Objective:
List all lines in the material below that contain "sapa".

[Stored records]
========

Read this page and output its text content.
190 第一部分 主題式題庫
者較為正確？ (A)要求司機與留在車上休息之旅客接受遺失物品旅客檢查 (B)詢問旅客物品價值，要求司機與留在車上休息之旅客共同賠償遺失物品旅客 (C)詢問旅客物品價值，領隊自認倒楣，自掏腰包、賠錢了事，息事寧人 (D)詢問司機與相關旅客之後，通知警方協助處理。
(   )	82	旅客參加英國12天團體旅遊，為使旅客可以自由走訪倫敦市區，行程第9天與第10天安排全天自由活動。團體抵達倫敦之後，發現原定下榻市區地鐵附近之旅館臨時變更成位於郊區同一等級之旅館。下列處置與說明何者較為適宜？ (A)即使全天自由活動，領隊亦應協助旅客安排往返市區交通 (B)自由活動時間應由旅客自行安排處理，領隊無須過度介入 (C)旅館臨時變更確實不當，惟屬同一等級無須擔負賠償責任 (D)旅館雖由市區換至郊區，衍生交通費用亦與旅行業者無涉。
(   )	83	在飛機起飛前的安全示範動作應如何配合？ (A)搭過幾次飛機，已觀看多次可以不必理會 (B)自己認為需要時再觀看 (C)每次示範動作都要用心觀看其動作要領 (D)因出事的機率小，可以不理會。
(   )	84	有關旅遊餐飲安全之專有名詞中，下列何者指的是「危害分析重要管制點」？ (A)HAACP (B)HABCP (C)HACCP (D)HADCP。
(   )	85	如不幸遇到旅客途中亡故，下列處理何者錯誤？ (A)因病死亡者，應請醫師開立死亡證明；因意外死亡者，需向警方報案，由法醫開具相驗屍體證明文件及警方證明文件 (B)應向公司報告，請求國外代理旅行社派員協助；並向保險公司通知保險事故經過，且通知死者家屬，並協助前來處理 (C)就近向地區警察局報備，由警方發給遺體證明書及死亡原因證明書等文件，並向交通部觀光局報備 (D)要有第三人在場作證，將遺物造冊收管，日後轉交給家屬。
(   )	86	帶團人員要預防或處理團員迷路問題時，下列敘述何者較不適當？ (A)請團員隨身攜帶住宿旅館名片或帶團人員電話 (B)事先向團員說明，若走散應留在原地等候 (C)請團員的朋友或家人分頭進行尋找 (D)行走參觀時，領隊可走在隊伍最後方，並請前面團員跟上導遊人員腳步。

========

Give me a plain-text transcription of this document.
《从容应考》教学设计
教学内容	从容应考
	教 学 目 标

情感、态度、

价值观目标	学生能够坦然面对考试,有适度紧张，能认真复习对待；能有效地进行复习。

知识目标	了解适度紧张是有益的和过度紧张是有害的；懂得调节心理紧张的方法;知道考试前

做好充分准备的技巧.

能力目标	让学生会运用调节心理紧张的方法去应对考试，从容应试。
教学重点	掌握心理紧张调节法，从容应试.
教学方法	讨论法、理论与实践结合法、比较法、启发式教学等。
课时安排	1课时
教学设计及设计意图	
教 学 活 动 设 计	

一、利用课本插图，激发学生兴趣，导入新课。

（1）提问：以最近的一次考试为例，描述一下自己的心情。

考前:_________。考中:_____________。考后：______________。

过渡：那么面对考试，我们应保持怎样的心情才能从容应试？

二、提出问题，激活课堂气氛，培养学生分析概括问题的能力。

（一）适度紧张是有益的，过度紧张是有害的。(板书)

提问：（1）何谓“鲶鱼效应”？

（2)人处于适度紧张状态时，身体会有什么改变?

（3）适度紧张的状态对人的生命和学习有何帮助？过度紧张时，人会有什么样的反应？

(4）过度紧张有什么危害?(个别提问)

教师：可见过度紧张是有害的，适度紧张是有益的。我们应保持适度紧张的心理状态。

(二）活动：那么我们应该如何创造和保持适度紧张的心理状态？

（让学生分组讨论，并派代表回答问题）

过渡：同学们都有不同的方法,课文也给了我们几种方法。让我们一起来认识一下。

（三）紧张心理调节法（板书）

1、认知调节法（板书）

========

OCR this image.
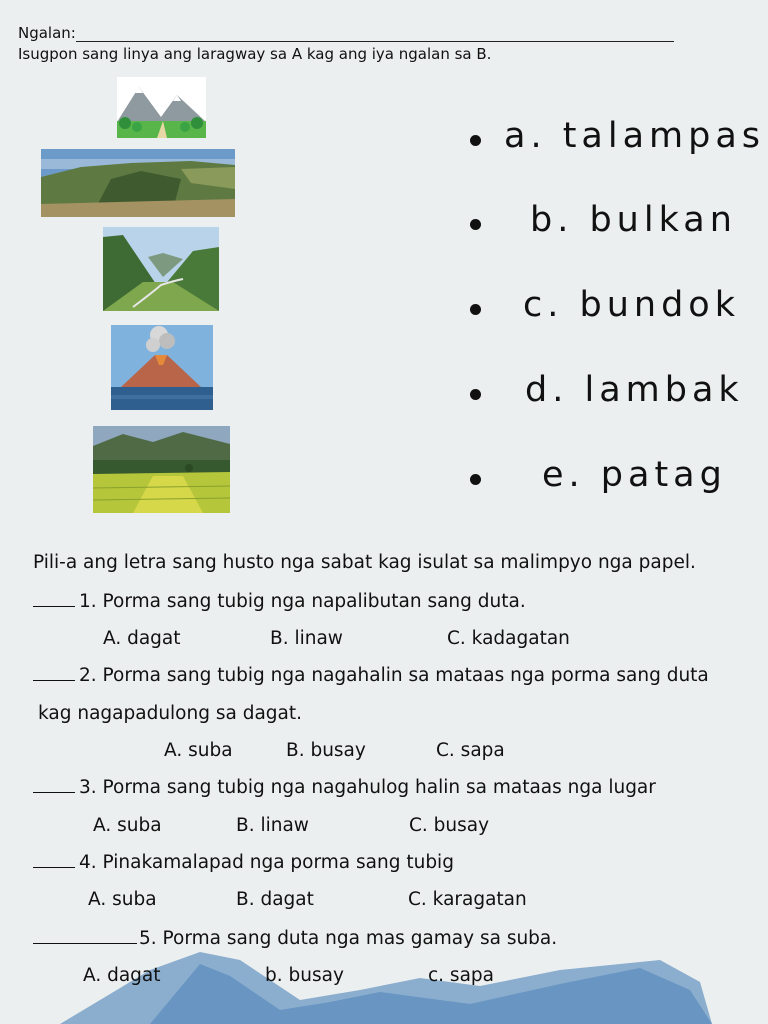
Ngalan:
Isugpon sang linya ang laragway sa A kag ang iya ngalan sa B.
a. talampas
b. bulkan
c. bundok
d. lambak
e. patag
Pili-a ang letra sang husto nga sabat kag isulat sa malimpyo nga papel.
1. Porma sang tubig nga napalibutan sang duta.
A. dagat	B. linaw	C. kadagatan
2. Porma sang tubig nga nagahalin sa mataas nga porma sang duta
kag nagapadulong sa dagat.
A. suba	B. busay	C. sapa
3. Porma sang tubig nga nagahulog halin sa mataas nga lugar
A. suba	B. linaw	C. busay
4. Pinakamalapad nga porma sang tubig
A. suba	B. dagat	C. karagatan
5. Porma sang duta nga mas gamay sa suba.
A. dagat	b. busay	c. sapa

========

Complete output:
A. suba	B. busay	C. sapa
A. dagat	b. busay	c. sapa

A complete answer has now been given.